** START OF RECORDS SHOWN **

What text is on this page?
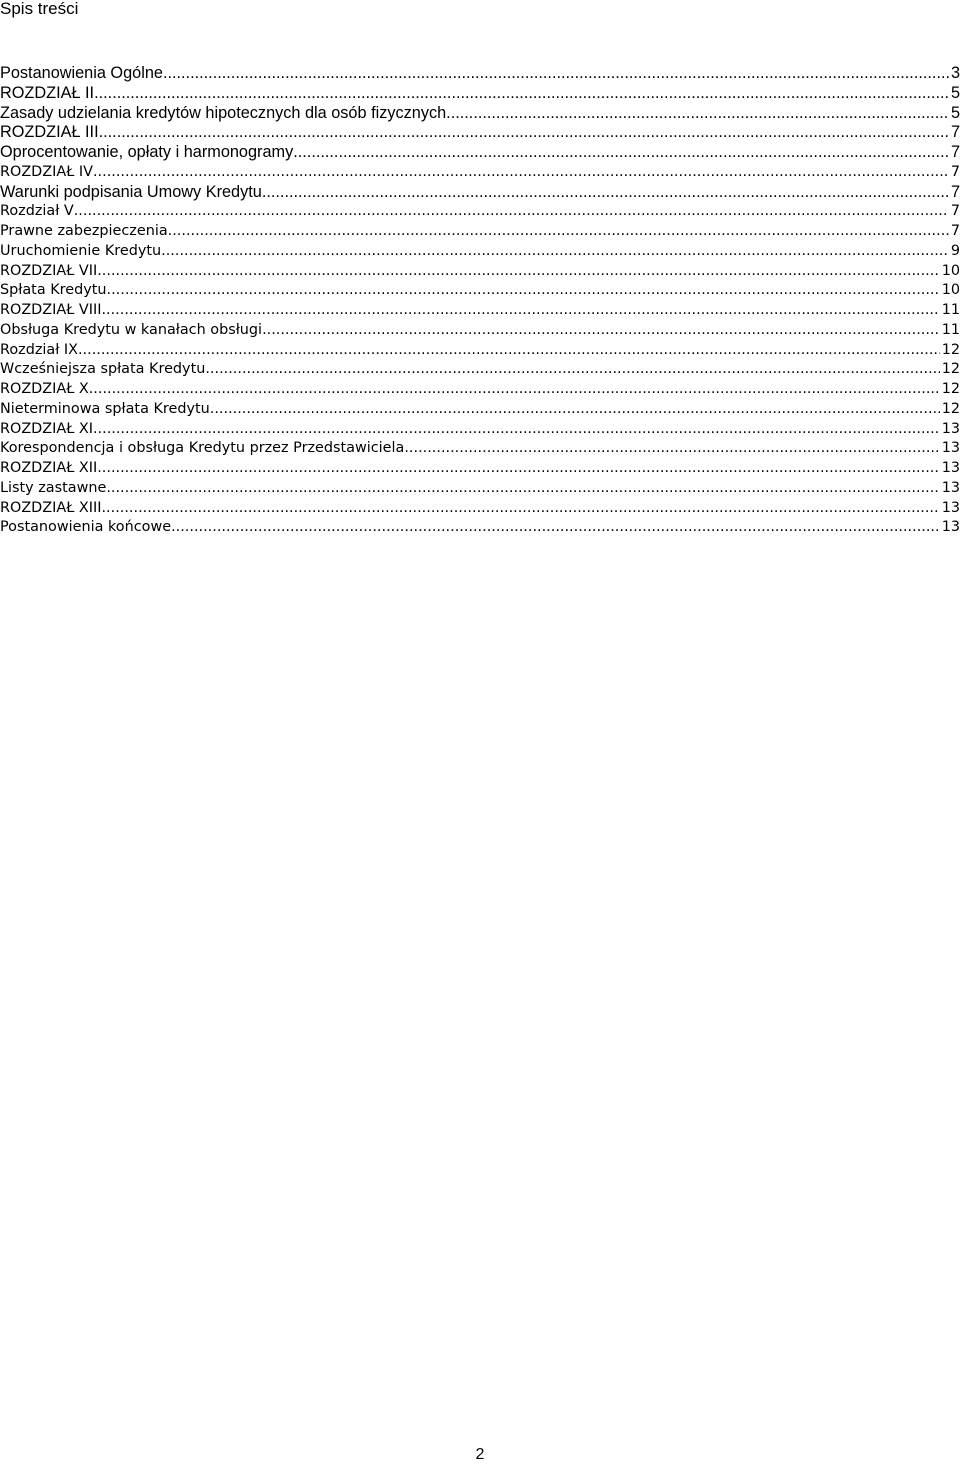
Spis treści
Postanowienia Ogólne .....	3
ROZDZIAŁ II .....	5
Zasady udzielania kredytów hipotecznych dla osób fizycznych .....	5
ROZDZIAŁ III .....	7
Oprocentowanie, opłaty i harmonogramy .....	7
ROZDZIAŁ IV .....	7
Warunki podpisania Umowy Kredytu .....	7
Rozdział V .....	7
Prawne zabezpieczenia .....	7
Uruchomienie Kredytu .....	9
ROZDZIAŁ VII .....	10
Spłata Kredytu .....	10
ROZDZIAŁ VIII .....	11
Obsługa Kredytu w kanałach obsługi .....	11
Rozdział IX .....	12
Wcześniejsza spłata Kredytu .....	12
ROZDZIAŁ X .....	12
Nieterminowa spłata Kredytu .....	12
ROZDZIAŁ XI .....	13
Korespondencja i obsługa Kredytu przez Przedstawiciela .....	13
ROZDZIAŁ XII .....	13
Listy zastawne .....	13
ROZDZIAŁ XIII .....	13
Postanowienia końcowe .....	13
2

** END OF RECORDS SHOWN **

→ WORK TO BE COMPLETED:
In the copy, include no pictures; restate the listing above exactly.

→ WORKED SOLUTION:
What text is on this page?
Spis treści
Postanowienia Ogólne .....	3
ROZDZIAŁ II .....	5
Zasady udzielania kredytów hipotecznych dla osób fizycznych .....	5
ROZDZIAŁ III .....	7
Oprocentowanie, opłaty i harmonogramy .....	7
ROZDZIAŁ IV .....	7
Warunki podpisania Umowy Kredytu .....	7
Rozdział V .....	7
Prawne zabezpieczenia .....	7
Uruchomienie Kredytu .....	9
ROZDZIAŁ VII .....	10
Spłata Kredytu .....	10
ROZDZIAŁ VIII .....	11
Obsługa Kredytu w kanałach obsługi .....	11
Rozdział IX .....	12
Wcześniejsza spłata Kredytu .....	12
ROZDZIAŁ X .....	12
Nieterminowa spłata Kredytu .....	12
ROZDZIAŁ XI .....	13
Korespondencja i obsługa Kredytu przez Przedstawiciela .....	13
ROZDZIAŁ XII .....	13
Listy zastawne .....	13
ROZDZIAŁ XIII .....	13
Postanowienia końcowe .....	13
2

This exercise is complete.